WHAT YOU HAVE TO DO:
Repeat, without any change, the entries presented below.
━━ PROVIDED INFORMATION ━━
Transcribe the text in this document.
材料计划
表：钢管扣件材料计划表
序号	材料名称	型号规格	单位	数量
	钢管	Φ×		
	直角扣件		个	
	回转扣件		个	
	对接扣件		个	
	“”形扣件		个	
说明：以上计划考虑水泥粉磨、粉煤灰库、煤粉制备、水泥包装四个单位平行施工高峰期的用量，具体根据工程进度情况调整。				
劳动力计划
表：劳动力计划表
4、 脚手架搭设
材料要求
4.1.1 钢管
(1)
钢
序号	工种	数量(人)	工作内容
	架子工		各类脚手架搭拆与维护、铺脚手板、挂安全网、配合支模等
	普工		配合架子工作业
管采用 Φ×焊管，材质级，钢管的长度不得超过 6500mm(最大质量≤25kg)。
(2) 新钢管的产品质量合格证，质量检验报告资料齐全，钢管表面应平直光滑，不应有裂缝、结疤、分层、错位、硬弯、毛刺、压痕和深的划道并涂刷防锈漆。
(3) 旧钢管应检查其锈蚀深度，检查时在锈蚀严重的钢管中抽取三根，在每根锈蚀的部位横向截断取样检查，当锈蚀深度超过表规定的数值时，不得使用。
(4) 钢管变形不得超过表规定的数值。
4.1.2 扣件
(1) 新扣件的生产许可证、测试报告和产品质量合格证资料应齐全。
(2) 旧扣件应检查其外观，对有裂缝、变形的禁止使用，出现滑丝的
━━━
SOLUTION TO THIS TASK:
Transcribe the text in this document.
材料计划
表：钢管扣件材料计划表
序号	材料名称	型号规格	单位	数量
	钢管	Φ×		
	直角扣件		个	
	回转扣件		个	
	对接扣件		个	
	“”形扣件		个	
说明：以上计划考虑水泥粉磨、粉煤灰库、煤粉制备、水泥包装四个单位平行施工高峰期的用量，具体根据工程进度情况调整。				
劳动力计划
表：劳动力计划表
4、 脚手架搭设
材料要求
4.1.1 钢管
(1)
钢
序号	工种	数量(人)	工作内容
	架子工		各类脚手架搭拆与维护、铺脚手板、挂安全网、配合支模等
	普工		配合架子工作业
管采用 Φ×焊管，材质级，钢管的长度不得超过 6500mm(最大质量≤25kg)。
(2) 新钢管的产品质量合格证，质量检验报告资料齐全，钢管表面应平直光滑，不应有裂缝、结疤、分层、错位、硬弯、毛刺、压痕和深的划道并涂刷防锈漆。
(3) 旧钢管应检查其锈蚀深度，检查时在锈蚀严重的钢管中抽取三根，在每根锈蚀的部位横向截断取样检查，当锈蚀深度超过表规定的数值时，不得使用。
(4) 钢管变形不得超过表规定的数值。
4.1.2 扣件
(1) 新扣件的生产许可证、测试报告和产品质量合格证资料应齐全。
(2) 旧扣件应检查其外观，对有裂缝、变形的禁止使用，出现滑丝的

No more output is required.